(Text content records for pages)
##########

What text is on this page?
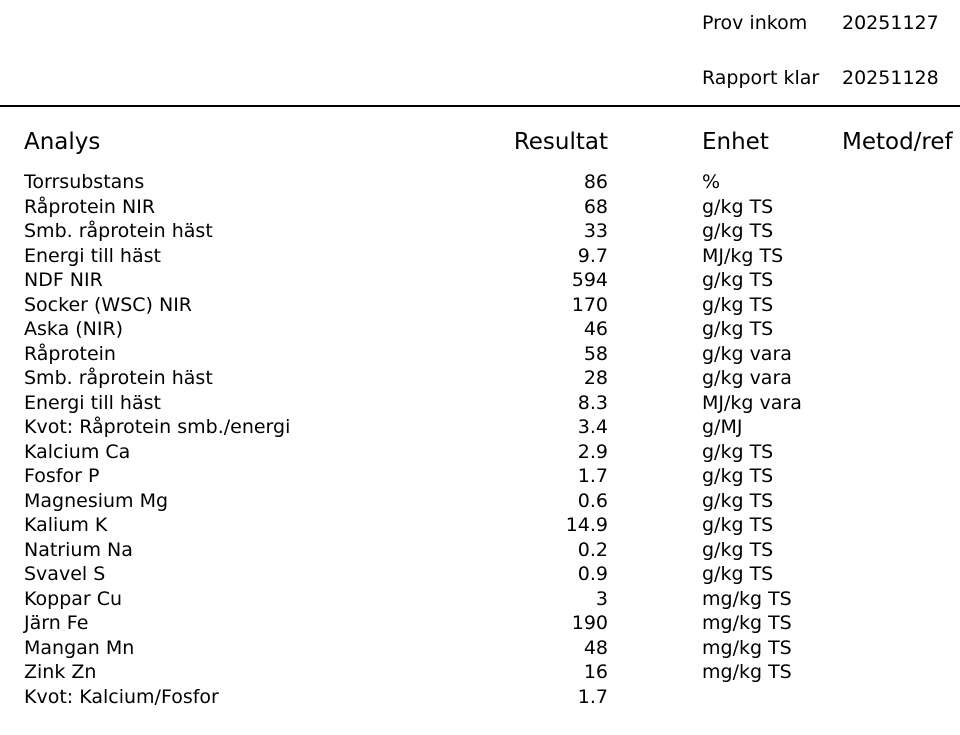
Prov inkom 20251127
Rapport klar 20251128
Analys	Resultat	Enhet	Metod/ref
Torrsubstans	86	%
Råprotein NIR	68	g/kg TS
Smb. råprotein häst	33	g/kg TS
Energi till häst	9.7	MJ/kg TS
NDF NIR	594	g/kg TS
Socker (WSC) NIR	170	g/kg TS
Aska (NIR)	46	g/kg TS
Råprotein	58	g/kg vara
Smb. råprotein häst	28	g/kg vara
Energi till häst	8.3	MJ/kg vara
Kvot: Råprotein smb./energi	3.4	g/MJ
Kalcium Ca	2.9	g/kg TS
Fosfor P	1.7	g/kg TS
Magnesium Mg	0.6	g/kg TS
Kalium K	14.9	g/kg TS
Natrium Na	0.2	g/kg TS
Svavel S	0.9	g/kg TS
Koppar Cu	3	mg/kg TS
Järn Fe	190	mg/kg TS
Mangan Mn	48	mg/kg TS
Zink Zn	16	mg/kg TS
Kvot: Kalcium/Fosfor	1.7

##########

EXERCISE REQUIREMENTS:
Your copy of the records must be exact and must contain no pictures.

WORKED SOLUTION:
What text is on this page?
Prov inkom 20251127
Rapport klar 20251128
Analys	Resultat	Enhet	Metod/ref
Torrsubstans	86	%
Råprotein NIR	68	g/kg TS
Smb. råprotein häst	33	g/kg TS
Energi till häst	9.7	MJ/kg TS
NDF NIR	594	g/kg TS
Socker (WSC) NIR	170	g/kg TS
Aska (NIR)	46	g/kg TS
Råprotein	58	g/kg vara
Smb. råprotein häst	28	g/kg vara
Energi till häst	8.3	MJ/kg vara
Kvot: Råprotein smb./energi	3.4	g/MJ
Kalcium Ca	2.9	g/kg TS
Fosfor P	1.7	g/kg TS
Magnesium Mg	0.6	g/kg TS
Kalium K	14.9	g/kg TS
Natrium Na	0.2	g/kg TS
Svavel S	0.9	g/kg TS
Koppar Cu	3	mg/kg TS
Järn Fe	190	mg/kg TS
Mangan Mn	48	mg/kg TS
Zink Zn	16	mg/kg TS
Kvot: Kalcium/Fosfor	1.7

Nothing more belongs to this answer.